Supplied data:
====================

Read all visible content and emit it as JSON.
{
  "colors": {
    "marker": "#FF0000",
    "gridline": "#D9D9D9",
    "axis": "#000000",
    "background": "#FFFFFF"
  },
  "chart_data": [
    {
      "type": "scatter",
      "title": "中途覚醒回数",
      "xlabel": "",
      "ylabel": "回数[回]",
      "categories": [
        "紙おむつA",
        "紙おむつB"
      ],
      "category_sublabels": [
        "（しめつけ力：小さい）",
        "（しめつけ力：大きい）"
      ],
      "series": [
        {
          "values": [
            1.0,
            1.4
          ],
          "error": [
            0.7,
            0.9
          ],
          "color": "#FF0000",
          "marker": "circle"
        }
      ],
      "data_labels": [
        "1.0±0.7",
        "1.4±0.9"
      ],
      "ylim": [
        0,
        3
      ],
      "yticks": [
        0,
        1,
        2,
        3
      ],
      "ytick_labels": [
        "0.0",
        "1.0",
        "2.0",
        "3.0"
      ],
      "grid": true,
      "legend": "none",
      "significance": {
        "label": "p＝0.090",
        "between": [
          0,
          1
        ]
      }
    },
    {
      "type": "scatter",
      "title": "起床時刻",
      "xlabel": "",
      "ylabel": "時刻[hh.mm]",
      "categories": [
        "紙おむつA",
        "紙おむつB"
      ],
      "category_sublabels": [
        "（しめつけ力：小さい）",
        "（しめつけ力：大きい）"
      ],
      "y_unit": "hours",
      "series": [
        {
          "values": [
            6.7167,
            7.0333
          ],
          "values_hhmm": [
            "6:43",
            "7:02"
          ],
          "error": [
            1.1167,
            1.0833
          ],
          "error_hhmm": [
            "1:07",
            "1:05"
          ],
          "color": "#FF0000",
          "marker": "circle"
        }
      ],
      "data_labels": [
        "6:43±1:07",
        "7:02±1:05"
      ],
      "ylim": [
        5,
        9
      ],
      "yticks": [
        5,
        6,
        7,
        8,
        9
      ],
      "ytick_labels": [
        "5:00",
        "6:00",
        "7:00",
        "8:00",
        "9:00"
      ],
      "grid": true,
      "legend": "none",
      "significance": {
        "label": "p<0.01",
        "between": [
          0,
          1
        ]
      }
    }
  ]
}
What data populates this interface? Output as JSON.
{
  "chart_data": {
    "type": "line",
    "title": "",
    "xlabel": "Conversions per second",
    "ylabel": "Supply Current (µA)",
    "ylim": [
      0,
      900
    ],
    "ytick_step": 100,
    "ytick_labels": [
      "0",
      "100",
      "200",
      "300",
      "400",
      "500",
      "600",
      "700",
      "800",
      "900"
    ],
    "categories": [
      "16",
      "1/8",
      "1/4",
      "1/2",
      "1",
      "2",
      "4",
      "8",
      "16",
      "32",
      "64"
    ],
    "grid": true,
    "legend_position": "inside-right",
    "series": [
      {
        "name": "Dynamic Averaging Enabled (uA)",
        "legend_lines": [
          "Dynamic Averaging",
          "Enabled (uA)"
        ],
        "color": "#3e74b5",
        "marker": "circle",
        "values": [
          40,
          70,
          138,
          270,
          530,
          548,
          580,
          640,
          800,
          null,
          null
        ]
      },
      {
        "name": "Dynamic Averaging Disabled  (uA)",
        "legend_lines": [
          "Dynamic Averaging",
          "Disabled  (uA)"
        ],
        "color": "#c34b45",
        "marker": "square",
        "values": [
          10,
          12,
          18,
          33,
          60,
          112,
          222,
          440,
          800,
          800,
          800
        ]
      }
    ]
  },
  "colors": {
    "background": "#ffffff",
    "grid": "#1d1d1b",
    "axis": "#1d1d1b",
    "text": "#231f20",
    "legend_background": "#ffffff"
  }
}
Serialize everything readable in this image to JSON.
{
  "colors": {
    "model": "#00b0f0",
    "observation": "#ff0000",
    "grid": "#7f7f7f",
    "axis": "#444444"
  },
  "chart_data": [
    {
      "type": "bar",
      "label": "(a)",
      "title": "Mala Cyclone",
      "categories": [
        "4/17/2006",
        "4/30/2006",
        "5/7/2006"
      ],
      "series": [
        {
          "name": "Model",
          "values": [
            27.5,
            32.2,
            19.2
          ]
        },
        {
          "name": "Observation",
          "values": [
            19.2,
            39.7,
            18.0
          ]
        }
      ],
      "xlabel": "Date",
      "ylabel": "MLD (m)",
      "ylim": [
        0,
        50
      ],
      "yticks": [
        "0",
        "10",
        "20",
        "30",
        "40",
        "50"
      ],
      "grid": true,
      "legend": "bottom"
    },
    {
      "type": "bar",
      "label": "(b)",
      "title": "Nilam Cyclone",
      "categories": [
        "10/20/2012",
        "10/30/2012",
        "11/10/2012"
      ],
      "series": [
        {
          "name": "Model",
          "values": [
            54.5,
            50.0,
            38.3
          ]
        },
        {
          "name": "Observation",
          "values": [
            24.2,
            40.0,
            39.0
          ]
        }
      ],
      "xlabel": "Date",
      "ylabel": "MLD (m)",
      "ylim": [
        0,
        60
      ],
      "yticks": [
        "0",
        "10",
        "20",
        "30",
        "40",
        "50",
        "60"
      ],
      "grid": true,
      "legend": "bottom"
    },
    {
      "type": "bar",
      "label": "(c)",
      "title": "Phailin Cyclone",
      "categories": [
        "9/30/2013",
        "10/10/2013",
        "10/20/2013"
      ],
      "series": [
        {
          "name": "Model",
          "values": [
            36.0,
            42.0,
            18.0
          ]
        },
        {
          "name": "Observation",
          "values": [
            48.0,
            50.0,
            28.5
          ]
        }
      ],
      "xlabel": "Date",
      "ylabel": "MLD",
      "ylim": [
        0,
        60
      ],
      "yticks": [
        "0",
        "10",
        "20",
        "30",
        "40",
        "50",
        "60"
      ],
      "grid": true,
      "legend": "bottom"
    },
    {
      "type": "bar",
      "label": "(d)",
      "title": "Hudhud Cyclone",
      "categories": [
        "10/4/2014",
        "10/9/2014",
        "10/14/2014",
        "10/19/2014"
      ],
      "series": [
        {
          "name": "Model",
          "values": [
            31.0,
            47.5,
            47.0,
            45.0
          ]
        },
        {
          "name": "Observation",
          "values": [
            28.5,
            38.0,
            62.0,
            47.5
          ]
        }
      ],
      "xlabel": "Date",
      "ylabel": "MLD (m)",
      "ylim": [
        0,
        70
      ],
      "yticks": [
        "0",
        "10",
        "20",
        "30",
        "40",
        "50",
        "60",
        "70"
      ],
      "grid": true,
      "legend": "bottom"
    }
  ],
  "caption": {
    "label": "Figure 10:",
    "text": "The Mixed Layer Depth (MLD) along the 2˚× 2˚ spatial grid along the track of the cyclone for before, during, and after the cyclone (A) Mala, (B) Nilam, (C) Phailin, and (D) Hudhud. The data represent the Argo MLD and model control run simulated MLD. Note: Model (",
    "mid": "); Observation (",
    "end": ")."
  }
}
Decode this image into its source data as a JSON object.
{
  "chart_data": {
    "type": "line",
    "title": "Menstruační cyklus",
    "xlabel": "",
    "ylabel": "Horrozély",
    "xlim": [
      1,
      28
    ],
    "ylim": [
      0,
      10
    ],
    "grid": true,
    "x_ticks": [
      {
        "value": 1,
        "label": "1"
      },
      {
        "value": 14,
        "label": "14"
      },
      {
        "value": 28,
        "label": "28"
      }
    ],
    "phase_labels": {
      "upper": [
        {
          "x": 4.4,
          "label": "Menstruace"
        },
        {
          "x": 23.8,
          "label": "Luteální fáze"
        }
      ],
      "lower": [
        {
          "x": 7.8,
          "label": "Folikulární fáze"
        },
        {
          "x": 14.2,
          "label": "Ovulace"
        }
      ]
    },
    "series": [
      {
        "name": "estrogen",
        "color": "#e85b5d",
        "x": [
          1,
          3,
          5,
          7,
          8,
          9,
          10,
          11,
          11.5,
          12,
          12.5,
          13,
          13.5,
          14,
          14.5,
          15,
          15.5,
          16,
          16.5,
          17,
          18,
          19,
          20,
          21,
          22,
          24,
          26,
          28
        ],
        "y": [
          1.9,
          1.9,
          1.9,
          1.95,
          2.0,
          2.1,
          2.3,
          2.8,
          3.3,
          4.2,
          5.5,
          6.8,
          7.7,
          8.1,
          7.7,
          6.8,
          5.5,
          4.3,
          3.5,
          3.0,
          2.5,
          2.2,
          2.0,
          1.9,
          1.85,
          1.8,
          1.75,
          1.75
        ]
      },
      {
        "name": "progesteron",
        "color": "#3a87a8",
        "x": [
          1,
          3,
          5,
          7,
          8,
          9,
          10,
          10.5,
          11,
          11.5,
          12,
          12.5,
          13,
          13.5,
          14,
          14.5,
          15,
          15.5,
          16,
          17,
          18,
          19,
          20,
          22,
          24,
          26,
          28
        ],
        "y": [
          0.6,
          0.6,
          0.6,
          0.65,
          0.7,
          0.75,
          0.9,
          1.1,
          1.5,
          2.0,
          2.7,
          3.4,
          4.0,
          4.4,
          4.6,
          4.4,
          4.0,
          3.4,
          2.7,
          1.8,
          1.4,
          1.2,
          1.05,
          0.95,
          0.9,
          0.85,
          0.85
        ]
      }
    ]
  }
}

====================

To do: Scan the listing above and identify each line holding the string "Mala"; copy every such line.

Final result:
      "title": "Mala Cyclone",
    "text": "The Mixed Layer Depth (MLD) along the 2˚× 2˚ spatial grid along the track of the cyclone for before, during, and after the cyclone (A) Mala, (B) Nilam, (C) Phailin, and (D) Hudhud. The data represent the Argo MLD and model control run simulated MLD. Note: Model (",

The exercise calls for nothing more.